» **Goal**
Each entry below is to be duplicated verbatim.

» **Data for processing**

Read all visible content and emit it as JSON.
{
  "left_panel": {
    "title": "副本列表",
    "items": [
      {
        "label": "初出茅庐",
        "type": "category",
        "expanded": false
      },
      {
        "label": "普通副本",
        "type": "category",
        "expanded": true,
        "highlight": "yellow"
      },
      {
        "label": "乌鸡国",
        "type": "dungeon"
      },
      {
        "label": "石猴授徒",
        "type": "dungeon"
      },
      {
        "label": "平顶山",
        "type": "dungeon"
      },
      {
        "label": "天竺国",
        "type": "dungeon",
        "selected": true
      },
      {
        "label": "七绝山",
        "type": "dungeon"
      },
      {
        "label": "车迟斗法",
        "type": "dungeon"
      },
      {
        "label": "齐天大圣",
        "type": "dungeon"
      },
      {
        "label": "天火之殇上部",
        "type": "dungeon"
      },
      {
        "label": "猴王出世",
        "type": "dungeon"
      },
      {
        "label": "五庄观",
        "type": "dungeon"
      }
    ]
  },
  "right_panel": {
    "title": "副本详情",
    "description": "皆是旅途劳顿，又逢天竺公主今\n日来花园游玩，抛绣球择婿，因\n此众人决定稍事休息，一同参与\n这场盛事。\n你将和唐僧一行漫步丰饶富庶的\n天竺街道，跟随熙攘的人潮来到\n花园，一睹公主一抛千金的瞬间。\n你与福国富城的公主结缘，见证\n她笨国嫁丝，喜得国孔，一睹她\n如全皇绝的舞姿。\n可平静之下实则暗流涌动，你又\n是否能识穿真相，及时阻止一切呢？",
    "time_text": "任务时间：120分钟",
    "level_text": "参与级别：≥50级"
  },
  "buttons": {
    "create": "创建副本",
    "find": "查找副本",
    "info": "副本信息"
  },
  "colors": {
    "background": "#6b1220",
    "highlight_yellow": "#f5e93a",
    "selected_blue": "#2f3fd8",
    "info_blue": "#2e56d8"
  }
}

» **Answer to this problem**
Read all visible content and emit it as JSON.
{
  "left_panel": {
    "title": "副本列表",
    "items": [
      {
        "label": "初出茅庐",
        "type": "category",
        "expanded": false
      },
      {
        "label": "普通副本",
        "type": "category",
        "expanded": true,
        "highlight": "yellow"
      },
      {
        "label": "乌鸡国",
        "type": "dungeon"
      },
      {
        "label": "石猴授徒",
        "type": "dungeon"
      },
      {
        "label": "平顶山",
        "type": "dungeon"
      },
      {
        "label": "天竺国",
        "type": "dungeon",
        "selected": true
      },
      {
        "label": "七绝山",
        "type": "dungeon"
      },
      {
        "label": "车迟斗法",
        "type": "dungeon"
      },
      {
        "label": "齐天大圣",
        "type": "dungeon"
      },
      {
        "label": "天火之殇上部",
        "type": "dungeon"
      },
      {
        "label": "猴王出世",
        "type": "dungeon"
      },
      {
        "label": "五庄观",
        "type": "dungeon"
      }
    ]
  },
  "right_panel": {
    "title": "副本详情",
    "description": "皆是旅途劳顿，又逢天竺公主今\n日来花园游玩，抛绣球择婿，因\n此众人决定稍事休息，一同参与\n这场盛事。\n你将和唐僧一行漫步丰饶富庶的\n天竺街道，跟随熙攘的人潮来到\n花园，一睹公主一抛千金的瞬间。\n你与福国富城的公主结缘，见证\n她笨国嫁丝，喜得国孔，一睹她\n如全皇绝的舞姿。\n可平静之下实则暗流涌动，你又\n是否能识穿真相，及时阻止一切呢？",
    "time_text": "任务时间：120分钟",
    "level_text": "参与级别：≥50级"
  },
  "buttons": {
    "create": "创建副本",
    "find": "查找副本",
    "info": "副本信息"
  },
  "colors": {
    "background": "#6b1220",
    "highlight_yellow": "#f5e93a",
    "selected_blue": "#2f3fd8",
    "info_blue": "#2e56d8"
  }
}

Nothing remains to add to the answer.